───── DATA RECORDS ─────

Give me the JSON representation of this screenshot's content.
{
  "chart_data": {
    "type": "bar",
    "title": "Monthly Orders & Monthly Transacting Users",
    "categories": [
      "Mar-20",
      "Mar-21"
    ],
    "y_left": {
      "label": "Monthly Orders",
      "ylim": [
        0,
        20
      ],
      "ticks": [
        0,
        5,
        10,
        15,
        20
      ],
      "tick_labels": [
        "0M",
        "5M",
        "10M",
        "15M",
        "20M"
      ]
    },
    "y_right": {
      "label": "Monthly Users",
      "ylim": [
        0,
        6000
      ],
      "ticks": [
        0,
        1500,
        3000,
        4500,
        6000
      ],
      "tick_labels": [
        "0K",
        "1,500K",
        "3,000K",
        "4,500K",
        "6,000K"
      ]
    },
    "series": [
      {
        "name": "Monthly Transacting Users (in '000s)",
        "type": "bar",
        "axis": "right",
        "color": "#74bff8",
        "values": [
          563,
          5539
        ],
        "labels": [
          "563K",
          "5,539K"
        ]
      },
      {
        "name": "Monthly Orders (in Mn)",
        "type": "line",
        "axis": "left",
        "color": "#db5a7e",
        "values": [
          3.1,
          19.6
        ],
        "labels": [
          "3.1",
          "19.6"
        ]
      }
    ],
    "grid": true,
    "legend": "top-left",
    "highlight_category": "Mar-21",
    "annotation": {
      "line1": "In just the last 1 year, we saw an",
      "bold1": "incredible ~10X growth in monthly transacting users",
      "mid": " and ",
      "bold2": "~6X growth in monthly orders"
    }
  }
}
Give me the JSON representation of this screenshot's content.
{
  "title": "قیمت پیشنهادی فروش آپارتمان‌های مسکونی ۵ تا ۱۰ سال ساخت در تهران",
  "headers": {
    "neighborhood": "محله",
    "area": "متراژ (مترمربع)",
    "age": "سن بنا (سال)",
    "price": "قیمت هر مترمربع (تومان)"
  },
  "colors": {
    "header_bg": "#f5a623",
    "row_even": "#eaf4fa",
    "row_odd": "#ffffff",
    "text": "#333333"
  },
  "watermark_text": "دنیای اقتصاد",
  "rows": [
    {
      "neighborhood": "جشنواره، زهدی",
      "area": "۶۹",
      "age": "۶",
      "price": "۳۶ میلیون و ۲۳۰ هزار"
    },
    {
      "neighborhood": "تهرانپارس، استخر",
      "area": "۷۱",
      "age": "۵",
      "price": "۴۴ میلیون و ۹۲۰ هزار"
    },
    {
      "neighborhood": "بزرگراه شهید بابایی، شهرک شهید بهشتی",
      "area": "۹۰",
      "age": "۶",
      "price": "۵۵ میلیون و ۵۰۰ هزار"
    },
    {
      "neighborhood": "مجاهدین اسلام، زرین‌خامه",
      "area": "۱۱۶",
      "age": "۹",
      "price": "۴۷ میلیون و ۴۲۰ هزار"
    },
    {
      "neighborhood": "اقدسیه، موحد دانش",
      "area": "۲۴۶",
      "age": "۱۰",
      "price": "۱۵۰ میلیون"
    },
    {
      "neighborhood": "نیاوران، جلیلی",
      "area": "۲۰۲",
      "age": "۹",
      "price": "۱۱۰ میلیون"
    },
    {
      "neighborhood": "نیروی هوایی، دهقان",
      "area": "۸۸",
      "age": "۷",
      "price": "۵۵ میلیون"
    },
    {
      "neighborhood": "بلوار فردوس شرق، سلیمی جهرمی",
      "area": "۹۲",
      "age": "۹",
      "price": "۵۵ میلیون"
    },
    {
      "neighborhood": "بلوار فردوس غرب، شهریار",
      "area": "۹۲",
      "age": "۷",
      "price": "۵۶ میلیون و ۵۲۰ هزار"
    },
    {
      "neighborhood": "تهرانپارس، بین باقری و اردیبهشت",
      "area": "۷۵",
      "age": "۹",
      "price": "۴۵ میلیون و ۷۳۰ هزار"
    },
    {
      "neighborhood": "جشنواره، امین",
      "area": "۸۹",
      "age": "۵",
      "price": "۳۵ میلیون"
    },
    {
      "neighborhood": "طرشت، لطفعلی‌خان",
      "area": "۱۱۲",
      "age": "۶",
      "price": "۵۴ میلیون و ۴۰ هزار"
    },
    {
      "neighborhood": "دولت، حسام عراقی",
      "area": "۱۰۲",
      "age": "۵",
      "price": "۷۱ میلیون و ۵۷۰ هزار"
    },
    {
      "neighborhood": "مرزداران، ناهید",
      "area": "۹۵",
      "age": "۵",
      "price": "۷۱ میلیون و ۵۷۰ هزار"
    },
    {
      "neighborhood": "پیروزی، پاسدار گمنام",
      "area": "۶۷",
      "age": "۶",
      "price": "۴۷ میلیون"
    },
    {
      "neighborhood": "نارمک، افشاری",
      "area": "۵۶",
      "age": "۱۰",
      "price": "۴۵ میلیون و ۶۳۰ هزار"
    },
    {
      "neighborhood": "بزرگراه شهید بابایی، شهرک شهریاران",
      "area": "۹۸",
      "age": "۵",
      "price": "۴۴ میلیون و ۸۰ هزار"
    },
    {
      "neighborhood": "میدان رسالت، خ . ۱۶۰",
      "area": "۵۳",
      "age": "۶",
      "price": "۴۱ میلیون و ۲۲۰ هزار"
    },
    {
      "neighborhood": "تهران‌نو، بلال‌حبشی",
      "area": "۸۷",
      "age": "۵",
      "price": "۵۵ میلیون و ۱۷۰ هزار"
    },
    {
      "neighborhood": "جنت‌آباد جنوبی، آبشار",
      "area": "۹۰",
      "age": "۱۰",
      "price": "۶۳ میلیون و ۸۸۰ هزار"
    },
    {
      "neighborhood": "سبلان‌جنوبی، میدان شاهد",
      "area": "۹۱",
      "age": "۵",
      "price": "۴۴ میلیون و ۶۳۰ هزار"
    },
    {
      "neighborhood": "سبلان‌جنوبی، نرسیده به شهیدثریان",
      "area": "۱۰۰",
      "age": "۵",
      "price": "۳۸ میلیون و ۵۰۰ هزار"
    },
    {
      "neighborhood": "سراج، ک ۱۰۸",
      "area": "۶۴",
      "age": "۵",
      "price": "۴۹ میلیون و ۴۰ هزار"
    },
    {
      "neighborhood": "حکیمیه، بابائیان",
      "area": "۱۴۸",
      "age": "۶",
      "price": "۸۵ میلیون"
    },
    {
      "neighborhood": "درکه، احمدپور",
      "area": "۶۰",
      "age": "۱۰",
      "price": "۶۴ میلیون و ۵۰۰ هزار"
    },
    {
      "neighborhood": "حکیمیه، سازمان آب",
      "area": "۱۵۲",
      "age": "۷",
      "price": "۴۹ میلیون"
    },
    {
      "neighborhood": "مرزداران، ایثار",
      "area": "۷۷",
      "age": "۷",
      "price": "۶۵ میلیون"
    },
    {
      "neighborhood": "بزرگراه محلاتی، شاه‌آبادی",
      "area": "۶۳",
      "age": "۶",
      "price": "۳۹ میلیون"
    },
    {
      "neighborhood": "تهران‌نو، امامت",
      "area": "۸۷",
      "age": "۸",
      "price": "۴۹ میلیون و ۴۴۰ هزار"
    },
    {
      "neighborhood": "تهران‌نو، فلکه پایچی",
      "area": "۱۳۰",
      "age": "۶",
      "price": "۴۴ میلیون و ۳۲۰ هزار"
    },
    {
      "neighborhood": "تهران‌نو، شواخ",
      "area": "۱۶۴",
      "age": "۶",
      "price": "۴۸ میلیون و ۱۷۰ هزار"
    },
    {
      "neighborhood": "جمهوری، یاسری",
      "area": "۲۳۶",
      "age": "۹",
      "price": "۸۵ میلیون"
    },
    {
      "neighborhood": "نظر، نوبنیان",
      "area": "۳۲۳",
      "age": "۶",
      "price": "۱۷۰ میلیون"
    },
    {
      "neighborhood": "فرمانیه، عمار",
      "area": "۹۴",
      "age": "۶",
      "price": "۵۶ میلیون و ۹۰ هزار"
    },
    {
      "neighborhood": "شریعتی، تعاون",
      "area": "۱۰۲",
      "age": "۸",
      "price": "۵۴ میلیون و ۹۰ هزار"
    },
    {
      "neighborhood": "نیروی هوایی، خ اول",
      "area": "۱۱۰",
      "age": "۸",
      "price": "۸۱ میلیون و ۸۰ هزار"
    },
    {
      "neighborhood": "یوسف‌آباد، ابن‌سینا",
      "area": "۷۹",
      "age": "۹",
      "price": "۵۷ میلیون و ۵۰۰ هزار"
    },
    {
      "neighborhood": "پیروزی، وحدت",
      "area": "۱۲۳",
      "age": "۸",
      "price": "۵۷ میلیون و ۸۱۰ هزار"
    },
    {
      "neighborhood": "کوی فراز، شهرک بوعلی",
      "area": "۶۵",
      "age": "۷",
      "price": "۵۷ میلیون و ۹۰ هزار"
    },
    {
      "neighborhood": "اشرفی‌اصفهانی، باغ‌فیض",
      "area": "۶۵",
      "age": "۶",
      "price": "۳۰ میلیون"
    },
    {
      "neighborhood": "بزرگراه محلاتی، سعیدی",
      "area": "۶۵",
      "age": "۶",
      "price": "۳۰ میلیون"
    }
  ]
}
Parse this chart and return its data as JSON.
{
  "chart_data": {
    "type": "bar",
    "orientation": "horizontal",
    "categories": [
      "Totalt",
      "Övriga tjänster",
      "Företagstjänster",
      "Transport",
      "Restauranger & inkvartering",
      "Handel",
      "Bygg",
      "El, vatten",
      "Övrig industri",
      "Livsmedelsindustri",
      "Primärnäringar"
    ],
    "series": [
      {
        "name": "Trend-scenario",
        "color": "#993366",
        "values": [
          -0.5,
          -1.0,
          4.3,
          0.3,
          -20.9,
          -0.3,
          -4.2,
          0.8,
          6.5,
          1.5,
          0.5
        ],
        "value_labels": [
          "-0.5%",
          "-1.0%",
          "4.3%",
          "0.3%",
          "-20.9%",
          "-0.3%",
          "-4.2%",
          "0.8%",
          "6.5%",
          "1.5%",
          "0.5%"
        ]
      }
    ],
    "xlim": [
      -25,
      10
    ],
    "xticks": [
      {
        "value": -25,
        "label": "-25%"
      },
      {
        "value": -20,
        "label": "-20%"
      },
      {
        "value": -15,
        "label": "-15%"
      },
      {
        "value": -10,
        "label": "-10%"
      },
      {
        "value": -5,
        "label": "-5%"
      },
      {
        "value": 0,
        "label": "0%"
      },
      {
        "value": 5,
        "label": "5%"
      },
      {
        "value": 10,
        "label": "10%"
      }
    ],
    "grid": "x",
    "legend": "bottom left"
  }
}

─────

- **WHAT IS EXPECTED**: Look for the word "میدان" and return every line where it occurs.

- **REPLY TO THE EXERCISE**:
      "neighborhood": "میدان رسالت، خ . ۱۶۰",
      "neighborhood": "سبلان‌جنوبی، میدان شاهد",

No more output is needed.